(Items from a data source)
>> Start

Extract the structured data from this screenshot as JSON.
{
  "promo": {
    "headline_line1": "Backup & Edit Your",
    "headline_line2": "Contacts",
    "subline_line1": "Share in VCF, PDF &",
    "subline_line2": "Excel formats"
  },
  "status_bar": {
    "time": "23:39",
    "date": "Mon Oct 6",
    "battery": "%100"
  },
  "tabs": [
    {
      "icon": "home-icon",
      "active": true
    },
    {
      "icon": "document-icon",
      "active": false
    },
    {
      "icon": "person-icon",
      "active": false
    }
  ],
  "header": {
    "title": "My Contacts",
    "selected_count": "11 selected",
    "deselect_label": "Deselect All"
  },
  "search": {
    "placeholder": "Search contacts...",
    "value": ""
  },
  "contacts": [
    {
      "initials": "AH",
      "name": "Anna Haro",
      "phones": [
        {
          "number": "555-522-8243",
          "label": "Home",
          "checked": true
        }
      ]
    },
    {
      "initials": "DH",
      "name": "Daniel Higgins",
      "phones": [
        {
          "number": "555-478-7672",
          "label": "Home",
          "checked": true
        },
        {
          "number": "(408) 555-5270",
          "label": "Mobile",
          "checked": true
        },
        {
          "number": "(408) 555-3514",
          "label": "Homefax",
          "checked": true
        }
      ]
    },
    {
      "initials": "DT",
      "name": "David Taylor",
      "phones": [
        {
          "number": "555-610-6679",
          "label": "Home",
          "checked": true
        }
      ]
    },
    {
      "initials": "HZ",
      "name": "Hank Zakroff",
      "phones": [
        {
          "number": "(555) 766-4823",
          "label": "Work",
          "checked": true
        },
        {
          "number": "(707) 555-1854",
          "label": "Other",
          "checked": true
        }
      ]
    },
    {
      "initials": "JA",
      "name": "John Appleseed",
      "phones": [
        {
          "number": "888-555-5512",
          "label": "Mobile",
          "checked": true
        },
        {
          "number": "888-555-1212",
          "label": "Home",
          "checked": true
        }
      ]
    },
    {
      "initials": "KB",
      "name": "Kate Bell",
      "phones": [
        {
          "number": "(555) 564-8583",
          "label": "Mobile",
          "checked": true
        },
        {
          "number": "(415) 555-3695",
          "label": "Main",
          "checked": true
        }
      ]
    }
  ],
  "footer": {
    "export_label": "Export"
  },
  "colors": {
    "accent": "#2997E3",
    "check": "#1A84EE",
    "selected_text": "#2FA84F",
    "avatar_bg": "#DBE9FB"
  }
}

>> End

### Objective
In the entries above, find the lines containing the word "icon" and say how many there are, with no other words.

### Result
3